## Provided records
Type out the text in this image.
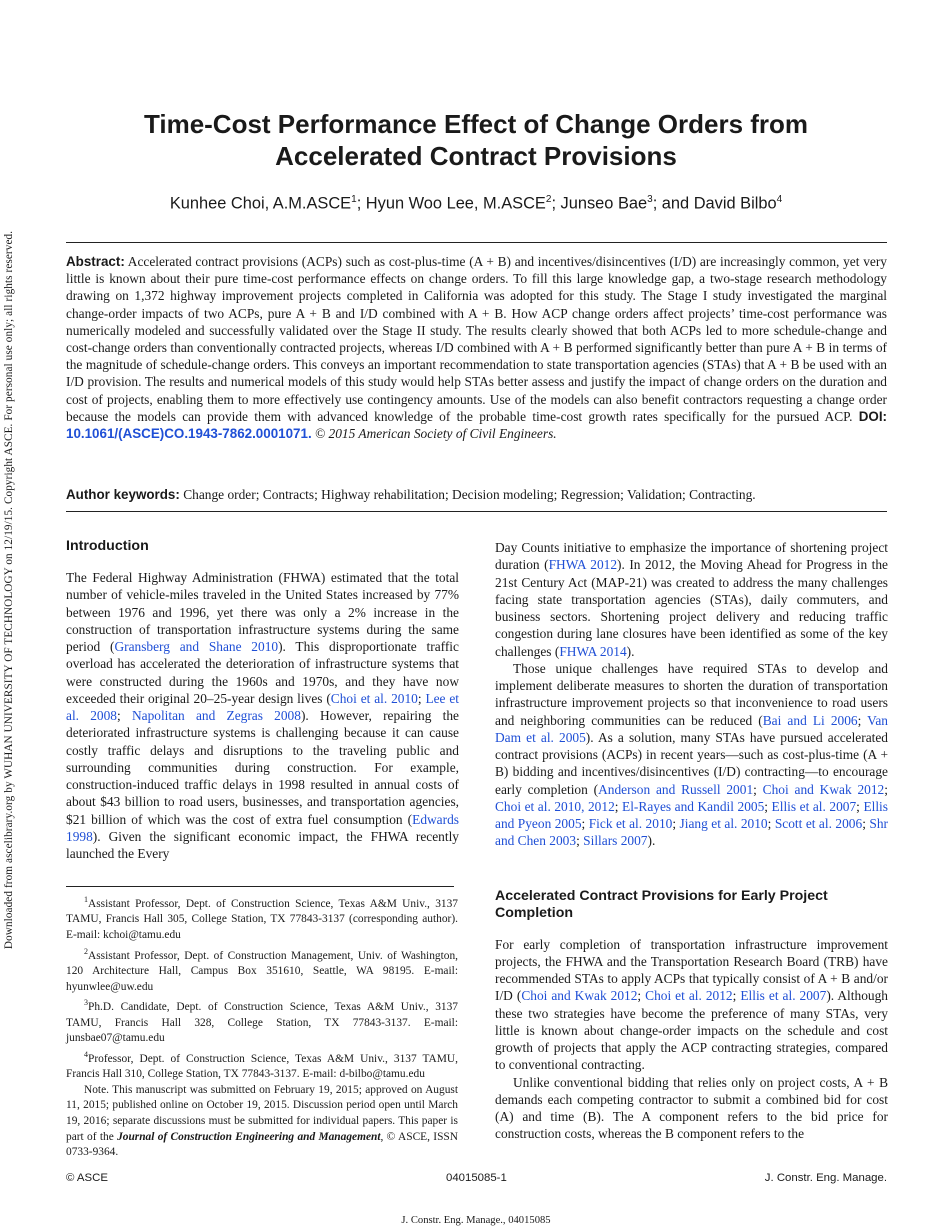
Downloaded from ascelibrary.org by WUHAN UNIVERSITY OF TECHNOLOGY on 12/19/15. Copyright ASCE. For personal use only; all rights reserved.
Time-Cost Performance Effect of Change Orders from
Accelerated Contract Provisions
Kunhee Choi, A.M.ASCE$^1$; Hyun Woo Lee, M.ASCE$^2$; Junseo Bae$^3$; and David Bilbo$^4$
Abstract: Accelerated contract provisions (ACPs) such as cost-plus-time (A + B) and incentives/disincentives (I/D) are increasingly common, yet very little is known about their pure time-cost performance effects on change orders. To fill this large knowledge gap, a two-stage research methodology drawing on 1,372 highway improvement projects completed in California was adopted for this study. The Stage I study investigated the marginal change-order impacts of two ACPs, pure A + B and I/D combined with A + B. How ACP change orders affect projects’ time-cost performance was numerically modeled and successfully validated over the Stage II study. The results clearly showed that both ACPs led to more schedule-change and cost-change orders than conventionally contracted projects, whereas I/D combined with A + B performed significantly better than pure A + B in terms of the magnitude of schedule-change orders. This conveys an important recommendation to state transportation agencies (STAs) that A + B be used with an I/D provision. The results and numerical models of this study would help STAs better assess and justify the impact of change orders on the duration and cost of projects, enabling them to more effectively use contingency amounts. Use of the models can also benefit contractors requesting a change order because the models can provide them with advanced knowledge of the probable time-cost growth rates specifically for the pursued ACP. DOI: 10.1061/(ASCE)CO.1943-7862.0001071. © 2015 American Society of Civil Engineers.
Author keywords: Change order; Contracts; Highway rehabilitation; Decision modeling; Regression; Validation; Contracting.
Introduction

The Federal Highway Administration (FHWA) estimated that the total number of vehicle-miles traveled in the United States increased by 77% between 1976 and 1996, yet there was only a 2% increase in the construction of transportation infrastructure systems during the same period (Gransberg and Shane 2010). This disproportionate traffic overload has accelerated the deterioration of infrastructure systems that were constructed during the 1960s and 1970s, and they have now exceeded their original 20–25-year design lives (Choi et al. 2010; Lee et al. 2008; Napolitan and Zegras 2008). However, repairing the deteriorated infrastructure systems is challenging because it can cause costly traffic delays and disruptions to the traveling public and surrounding communities during construction. For example, construction-induced traffic delays in 1998 resulted in annual costs of about $43 billion to road users, businesses, and transportation agencies, $21 billion of which was the cost of extra fuel consumption (Edwards 1998). Given the significant economic impact, the FHWA recently launched the Every

$^1$Assistant Professor, Dept. of Construction Science, Texas A&M Univ., 3137 TAMU, Francis Hall 305, College Station, TX 77843-3137 (corresponding author). E-mail: kchoi@tamu.edu

$^2$Assistant Professor, Dept. of Construction Management, Univ. of Washington, 120 Architecture Hall, Campus Box 351610, Seattle, WA 98195. E-mail: hyunwlee@uw.edu

$^3$Ph.D. Candidate, Dept. of Construction Science, Texas A&M Univ., 3137 TAMU, Francis Hall 328, College Station, TX 77843-3137. E-mail: junsbae07@tamu.edu

$^4$Professor, Dept. of Construction Science, Texas A&M Univ., 3137 TAMU, Francis Hall 310, College Station, TX 77843-3137. E-mail: d-bilbo@tamu.edu

Note. This manuscript was submitted on February 19, 2015; approved on August 11, 2015; published online on October 19, 2015. Discussion period open until March 19, 2016; separate discussions must be submitted for individual papers. This paper is part of the Journal of Construction Engineering and Management, © ASCE, ISSN 0733-9364.

Day Counts initiative to emphasize the importance of shortening project duration (FHWA 2012). In 2012, the Moving Ahead for Progress in the 21st Century Act (MAP-21) was created to address the many challenges facing state transportation agencies (STAs), daily commuters, and business sectors. Shortening project delivery and reducing traffic congestion during lane closures have been identified as some of the key challenges (FHWA 2014).

Those unique challenges have required STAs to develop and implement deliberate measures to shorten the duration of transportation infrastructure improvement projects so that inconvenience to road users and neighboring communities can be reduced (Bai and Li 2006; Van Dam et al. 2005). As a solution, many STAs have pursued accelerated contract provisions (ACPs) in recent years—such as cost-plus-time (A + B) bidding and incentives/disincentives (I/D) contracting—to encourage early completion (Anderson and Russell 2001; Choi and Kwak 2012; Choi et al. 2010, 2012; El-Rayes and Kandil 2005; Ellis et al. 2007; Ellis and Pyeon 2005; Fick et al. 2010; Jiang et al. 2010; Scott et al. 2006; Shr and Chen 2003; Sillars 2007).

Accelerated Contract Provisions for Early Project Completion

For early completion of transportation infrastructure improvement projects, the FHWA and the Transportation Research Board (TRB) have recommended STAs to apply ACPs that typically consist of A + B and/or I/D (Choi and Kwak 2012; Choi et al. 2012; Ellis et al. 2007). Although these two strategies have become the preference of many STAs, very little is known about change-order impacts on the schedule and cost growth of projects that apply the ACP contracting strategies, compared to conventional contracting.

Unlike conventional bidding that relies only on project costs, A + B demands each competing contractor to submit a combined bid for cost (A) and time (B). The A component refers to the bid price for construction costs, whereas the B component refers to the

© ASCE	04015085-1	J. Constr. Eng. Manage.
J. Constr. Eng. Manage., 04015085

## Problem requirements
Read the data above. Pull out each line in which the string "Science" appears.

## Solution below
$^1$Assistant Professor, Dept. of Construction Science, Texas A&M Univ., 3137 TAMU, Francis Hall 305, College Station, TX 77843-3137 (corresponding author). E-mail: kchoi@tamu.edu
$^3$Ph.D. Candidate, Dept. of Construction Science, Texas A&M Univ., 3137 TAMU, Francis Hall 328, College Station, TX 77843-3137. E-mail: junsbae07@tamu.edu
$^4$Professor, Dept. of Construction Science, Texas A&M Univ., 3137 TAMU, Francis Hall 310, College Station, TX 77843-3137. E-mail: d-bilbo@tamu.edu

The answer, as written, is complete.